**Task instructions:** In this exercise, reproduce all the entries that follow exactly.

**Working data:**
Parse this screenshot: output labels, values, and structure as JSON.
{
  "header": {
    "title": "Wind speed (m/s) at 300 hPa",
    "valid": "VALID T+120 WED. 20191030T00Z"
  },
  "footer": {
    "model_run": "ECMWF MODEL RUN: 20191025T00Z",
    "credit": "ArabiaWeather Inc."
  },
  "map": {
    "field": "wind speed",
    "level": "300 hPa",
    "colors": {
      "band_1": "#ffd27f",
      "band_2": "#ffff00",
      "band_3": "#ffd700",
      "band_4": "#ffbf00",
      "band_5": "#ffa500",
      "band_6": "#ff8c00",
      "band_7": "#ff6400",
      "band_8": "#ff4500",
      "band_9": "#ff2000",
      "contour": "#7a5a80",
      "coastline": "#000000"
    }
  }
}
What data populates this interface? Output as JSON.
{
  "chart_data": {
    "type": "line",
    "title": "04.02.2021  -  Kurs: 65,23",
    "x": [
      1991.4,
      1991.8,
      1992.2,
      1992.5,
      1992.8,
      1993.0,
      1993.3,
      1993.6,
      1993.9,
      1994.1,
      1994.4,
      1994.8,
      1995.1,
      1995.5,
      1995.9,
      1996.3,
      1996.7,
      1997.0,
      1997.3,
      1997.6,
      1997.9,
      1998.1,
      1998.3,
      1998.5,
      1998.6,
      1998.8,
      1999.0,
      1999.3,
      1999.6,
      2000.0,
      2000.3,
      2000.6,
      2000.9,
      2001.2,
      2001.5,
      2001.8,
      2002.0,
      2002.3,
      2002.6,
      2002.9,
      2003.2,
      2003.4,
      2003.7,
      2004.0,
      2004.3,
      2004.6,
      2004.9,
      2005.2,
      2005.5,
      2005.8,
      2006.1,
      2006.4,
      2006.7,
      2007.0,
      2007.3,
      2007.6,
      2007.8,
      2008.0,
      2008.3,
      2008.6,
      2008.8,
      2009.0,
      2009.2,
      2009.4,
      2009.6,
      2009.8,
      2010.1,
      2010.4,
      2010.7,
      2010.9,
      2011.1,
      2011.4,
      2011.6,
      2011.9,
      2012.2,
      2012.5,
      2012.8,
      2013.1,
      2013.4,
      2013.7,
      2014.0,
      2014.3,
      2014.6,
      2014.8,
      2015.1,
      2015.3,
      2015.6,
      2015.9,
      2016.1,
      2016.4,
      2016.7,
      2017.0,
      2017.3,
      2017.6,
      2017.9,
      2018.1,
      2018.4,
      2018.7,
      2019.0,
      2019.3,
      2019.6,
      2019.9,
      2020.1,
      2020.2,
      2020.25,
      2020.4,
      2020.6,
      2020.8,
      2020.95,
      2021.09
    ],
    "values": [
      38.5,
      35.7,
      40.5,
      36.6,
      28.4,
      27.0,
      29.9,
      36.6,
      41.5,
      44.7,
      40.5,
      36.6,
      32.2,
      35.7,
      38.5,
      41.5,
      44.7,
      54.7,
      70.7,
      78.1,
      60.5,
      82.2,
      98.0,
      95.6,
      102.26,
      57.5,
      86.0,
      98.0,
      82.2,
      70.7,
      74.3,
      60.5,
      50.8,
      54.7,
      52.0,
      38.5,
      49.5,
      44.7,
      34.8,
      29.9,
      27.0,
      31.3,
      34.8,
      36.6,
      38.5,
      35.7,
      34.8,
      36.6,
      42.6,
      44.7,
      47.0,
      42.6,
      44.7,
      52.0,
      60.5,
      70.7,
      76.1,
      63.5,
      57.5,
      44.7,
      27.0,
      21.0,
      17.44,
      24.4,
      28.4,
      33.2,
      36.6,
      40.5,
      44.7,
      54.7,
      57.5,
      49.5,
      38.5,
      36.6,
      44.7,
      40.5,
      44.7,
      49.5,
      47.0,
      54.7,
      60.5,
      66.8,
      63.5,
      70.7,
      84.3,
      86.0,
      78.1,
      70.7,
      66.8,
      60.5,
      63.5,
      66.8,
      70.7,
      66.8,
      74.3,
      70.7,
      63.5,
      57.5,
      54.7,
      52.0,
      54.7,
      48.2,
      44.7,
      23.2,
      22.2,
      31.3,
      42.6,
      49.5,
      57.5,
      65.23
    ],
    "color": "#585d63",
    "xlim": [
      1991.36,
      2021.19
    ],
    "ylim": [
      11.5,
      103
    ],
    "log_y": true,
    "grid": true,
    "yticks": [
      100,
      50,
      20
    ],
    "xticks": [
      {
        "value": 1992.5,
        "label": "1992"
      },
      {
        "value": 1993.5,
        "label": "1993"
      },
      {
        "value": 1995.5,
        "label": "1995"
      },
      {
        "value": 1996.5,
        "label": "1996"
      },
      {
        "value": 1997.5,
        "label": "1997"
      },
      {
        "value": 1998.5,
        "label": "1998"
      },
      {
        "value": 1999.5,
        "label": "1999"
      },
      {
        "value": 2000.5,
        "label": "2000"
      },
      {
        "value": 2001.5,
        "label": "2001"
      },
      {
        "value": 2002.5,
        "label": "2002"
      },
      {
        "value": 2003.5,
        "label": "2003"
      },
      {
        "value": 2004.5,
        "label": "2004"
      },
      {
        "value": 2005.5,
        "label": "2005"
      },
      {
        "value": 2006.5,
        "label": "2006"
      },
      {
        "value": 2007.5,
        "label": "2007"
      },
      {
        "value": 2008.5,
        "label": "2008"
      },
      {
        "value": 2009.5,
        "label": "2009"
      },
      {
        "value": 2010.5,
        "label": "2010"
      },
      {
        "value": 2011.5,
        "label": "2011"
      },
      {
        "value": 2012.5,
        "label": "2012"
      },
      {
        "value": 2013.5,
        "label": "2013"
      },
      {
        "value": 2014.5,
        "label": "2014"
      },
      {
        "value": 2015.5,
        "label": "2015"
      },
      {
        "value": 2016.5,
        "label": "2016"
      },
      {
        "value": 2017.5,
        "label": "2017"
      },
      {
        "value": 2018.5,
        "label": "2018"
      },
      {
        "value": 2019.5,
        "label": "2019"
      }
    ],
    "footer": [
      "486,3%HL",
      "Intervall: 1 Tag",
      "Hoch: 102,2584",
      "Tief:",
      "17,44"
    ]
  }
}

**Answer to the problem:**
Parse this screenshot: output labels, values, and structure as JSON.
{
  "header": {
    "title": "Wind speed (m/s) at 300 hPa",
    "valid": "VALID T+120 WED. 20191030T00Z"
  },
  "footer": {
    "model_run": "ECMWF MODEL RUN: 20191025T00Z",
    "credit": "ArabiaWeather Inc."
  },
  "map": {
    "field": "wind speed",
    "level": "300 hPa",
    "colors": {
      "band_1": "#ffd27f",
      "band_2": "#ffff00",
      "band_3": "#ffd700",
      "band_4": "#ffbf00",
      "band_5": "#ffa500",
      "band_6": "#ff8c00",
      "band_7": "#ff6400",
      "band_8": "#ff4500",
      "band_9": "#ff2000",
      "contour": "#7a5a80",
      "coastline": "#000000"
    }
  }
}
What data populates this interface? Output as JSON.
{
  "chart_data": {
    "type": "line",
    "title": "04.02.2021  -  Kurs: 65,23",
    "x": [
      1991.4,
      1991.8,
      1992.2,
      1992.5,
      1992.8,
      1993.0,
      1993.3,
      1993.6,
      1993.9,
      1994.1,
      1994.4,
      1994.8,
      1995.1,
      1995.5,
      1995.9,
      1996.3,
      1996.7,
      1997.0,
      1997.3,
      1997.6,
      1997.9,
      1998.1,
      1998.3,
      1998.5,
      1998.6,
      1998.8,
      1999.0,
      1999.3,
      1999.6,
      2000.0,
      2000.3,
      2000.6,
      2000.9,
      2001.2,
      2001.5,
      2001.8,
      2002.0,
      2002.3,
      2002.6,
      2002.9,
      2003.2,
      2003.4,
      2003.7,
      2004.0,
      2004.3,
      2004.6,
      2004.9,
      2005.2,
      2005.5,
      2005.8,
      2006.1,
      2006.4,
      2006.7,
      2007.0,
      2007.3,
      2007.6,
      2007.8,
      2008.0,
      2008.3,
      2008.6,
      2008.8,
      2009.0,
      2009.2,
      2009.4,
      2009.6,
      2009.8,
      2010.1,
      2010.4,
      2010.7,
      2010.9,
      2011.1,
      2011.4,
      2011.6,
      2011.9,
      2012.2,
      2012.5,
      2012.8,
      2013.1,
      2013.4,
      2013.7,
      2014.0,
      2014.3,
      2014.6,
      2014.8,
      2015.1,
      2015.3,
      2015.6,
      2015.9,
      2016.1,
      2016.4,
      2016.7,
      2017.0,
      2017.3,
      2017.6,
      2017.9,
      2018.1,
      2018.4,
      2018.7,
      2019.0,
      2019.3,
      2019.6,
      2019.9,
      2020.1,
      2020.2,
      2020.25,
      2020.4,
      2020.6,
      2020.8,
      2020.95,
      2021.09
    ],
    "values": [
      38.5,
      35.7,
      40.5,
      36.6,
      28.4,
      27.0,
      29.9,
      36.6,
      41.5,
      44.7,
      40.5,
      36.6,
      32.2,
      35.7,
      38.5,
      41.5,
      44.7,
      54.7,
      70.7,
      78.1,
      60.5,
      82.2,
      98.0,
      95.6,
      102.26,
      57.5,
      86.0,
      98.0,
      82.2,
      70.7,
      74.3,
      60.5,
      50.8,
      54.7,
      52.0,
      38.5,
      49.5,
      44.7,
      34.8,
      29.9,
      27.0,
      31.3,
      34.8,
      36.6,
      38.5,
      35.7,
      34.8,
      36.6,
      42.6,
      44.7,
      47.0,
      42.6,
      44.7,
      52.0,
      60.5,
      70.7,
      76.1,
      63.5,
      57.5,
      44.7,
      27.0,
      21.0,
      17.44,
      24.4,
      28.4,
      33.2,
      36.6,
      40.5,
      44.7,
      54.7,
      57.5,
      49.5,
      38.5,
      36.6,
      44.7,
      40.5,
      44.7,
      49.5,
      47.0,
      54.7,
      60.5,
      66.8,
      63.5,
      70.7,
      84.3,
      86.0,
      78.1,
      70.7,
      66.8,
      60.5,
      63.5,
      66.8,
      70.7,
      66.8,
      74.3,
      70.7,
      63.5,
      57.5,
      54.7,
      52.0,
      54.7,
      48.2,
      44.7,
      23.2,
      22.2,
      31.3,
      42.6,
      49.5,
      57.5,
      65.23
    ],
    "color": "#585d63",
    "xlim": [
      1991.36,
      2021.19
    ],
    "ylim": [
      11.5,
      103
    ],
    "log_y": true,
    "grid": true,
    "yticks": [
      100,
      50,
      20
    ],
    "xticks": [
      {
        "value": 1992.5,
        "label": "1992"
      },
      {
        "value": 1993.5,
        "label": "1993"
      },
      {
        "value": 1995.5,
        "label": "1995"
      },
      {
        "value": 1996.5,
        "label": "1996"
      },
      {
        "value": 1997.5,
        "label": "1997"
      },
      {
        "value": 1998.5,
        "label": "1998"
      },
      {
        "value": 1999.5,
        "label": "1999"
      },
      {
        "value": 2000.5,
        "label": "2000"
      },
      {
        "value": 2001.5,
        "label": "2001"
      },
      {
        "value": 2002.5,
        "label": "2002"
      },
      {
        "value": 2003.5,
        "label": "2003"
      },
      {
        "value": 2004.5,
        "label": "2004"
      },
      {
        "value": 2005.5,
        "label": "2005"
      },
      {
        "value": 2006.5,
        "label": "2006"
      },
      {
        "value": 2007.5,
        "label": "2007"
      },
      {
        "value": 2008.5,
        "label": "2008"
      },
      {
        "value": 2009.5,
        "label": "2009"
      },
      {
        "value": 2010.5,
        "label": "2010"
      },
      {
        "value": 2011.5,
        "label": "2011"
      },
      {
        "value": 2012.5,
        "label": "2012"
      },
      {
        "value": 2013.5,
        "label": "2013"
      },
      {
        "value": 2014.5,
        "label": "2014"
      },
      {
        "value": 2015.5,
        "label": "2015"
      },
      {
        "value": 2016.5,
        "label": "2016"
      },
      {
        "value": 2017.5,
        "label": "2017"
      },
      {
        "value": 2018.5,
        "label": "2018"
      },
      {
        "value": 2019.5,
        "label": "2019"
      }
    ],
    "footer": [
      "486,3%HL",
      "Intervall: 1 Tag",
      "Hoch: 102,2584",
      "Tief:",
      "17,44"
    ]
  }
}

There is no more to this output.